◆ YOUR TASK
Without the images, write out all of the following entries exactly.

◆ DATASET RECORDS

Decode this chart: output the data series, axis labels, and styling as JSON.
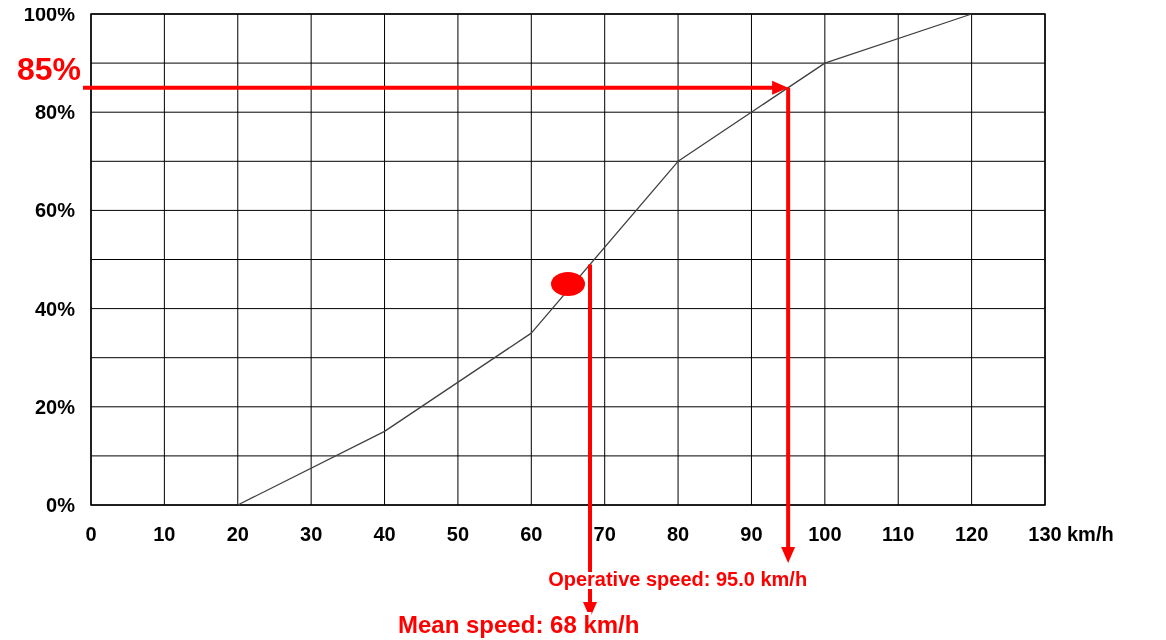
{
  "chart_data": {
    "type": "line",
    "xlabel": "km/h",
    "x": [
      20,
      40,
      60,
      80,
      100,
      120
    ],
    "series": [
      {
        "color": "#404040",
        "values": [
          0,
          15,
          35,
          70,
          90,
          100
        ]
      },
      {
        "type": "scatter",
        "color": "#ff0000",
        "marker": "circle",
        "x": [
          65
        ],
        "values": [
          45
        ]
      }
    ],
    "xlim": [
      0,
      130
    ],
    "xticks": [
      0,
      10,
      20,
      30,
      40,
      50,
      60,
      70,
      80,
      90,
      100,
      110,
      120,
      130
    ],
    "ylim": [
      0,
      100
    ],
    "yticks": [
      {
        "value": 0,
        "label": "0%"
      },
      {
        "value": 10,
        "label": null
      },
      {
        "value": 20,
        "label": "20%"
      },
      {
        "value": 30,
        "label": null
      },
      {
        "value": 40,
        "label": "40%"
      },
      {
        "value": 50,
        "label": null
      },
      {
        "value": 60,
        "label": "60%"
      },
      {
        "value": 70,
        "label": null
      },
      {
        "value": 80,
        "label": "80%"
      },
      {
        "value": 90,
        "label": null
      },
      {
        "value": 100,
        "label": "100%"
      }
    ],
    "grid": true,
    "line_style": "solid",
    "ref_lines": [
      {
        "axis": "y",
        "value": 85,
        "label": "85%",
        "color": "#ff0000"
      },
      {
        "axis": "x",
        "value": 95,
        "label": "Operative speed: 95.0 km/h",
        "color": "#ff0000"
      },
      {
        "axis": "x",
        "value": 68,
        "label": "Mean speed: 68 km/h",
        "color": "#ff0000"
      }
    ]
  }
}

◆ RESPONSE FOR THIS EXERCISE
Decode this chart: output the data series, axis labels, and styling as JSON.
{
  "chart_data": {
    "type": "line",
    "xlabel": "km/h",
    "x": [
      20,
      40,
      60,
      80,
      100,
      120
    ],
    "series": [
      {
        "color": "#404040",
        "values": [
          0,
          15,
          35,
          70,
          90,
          100
        ]
      },
      {
        "type": "scatter",
        "color": "#ff0000",
        "marker": "circle",
        "x": [
          65
        ],
        "values": [
          45
        ]
      }
    ],
    "xlim": [
      0,
      130
    ],
    "xticks": [
      0,
      10,
      20,
      30,
      40,
      50,
      60,
      70,
      80,
      90,
      100,
      110,
      120,
      130
    ],
    "ylim": [
      0,
      100
    ],
    "yticks": [
      {
        "value": 0,
        "label": "0%"
      },
      {
        "value": 10,
        "label": null
      },
      {
        "value": 20,
        "label": "20%"
      },
      {
        "value": 30,
        "label": null
      },
      {
        "value": 40,
        "label": "40%"
      },
      {
        "value": 50,
        "label": null
      },
      {
        "value": 60,
        "label": "60%"
      },
      {
        "value": 70,
        "label": null
      },
      {
        "value": 80,
        "label": "80%"
      },
      {
        "value": 90,
        "label": null
      },
      {
        "value": 100,
        "label": "100%"
      }
    ],
    "grid": true,
    "line_style": "solid",
    "ref_lines": [
      {
        "axis": "y",
        "value": 85,
        "label": "85%",
        "color": "#ff0000"
      },
      {
        "axis": "x",
        "value": 95,
        "label": "Operative speed: 95.0 km/h",
        "color": "#ff0000"
      },
      {
        "axis": "x",
        "value": 68,
        "label": "Mean speed: 68 km/h",
        "color": "#ff0000"
      }
    ]
  }
}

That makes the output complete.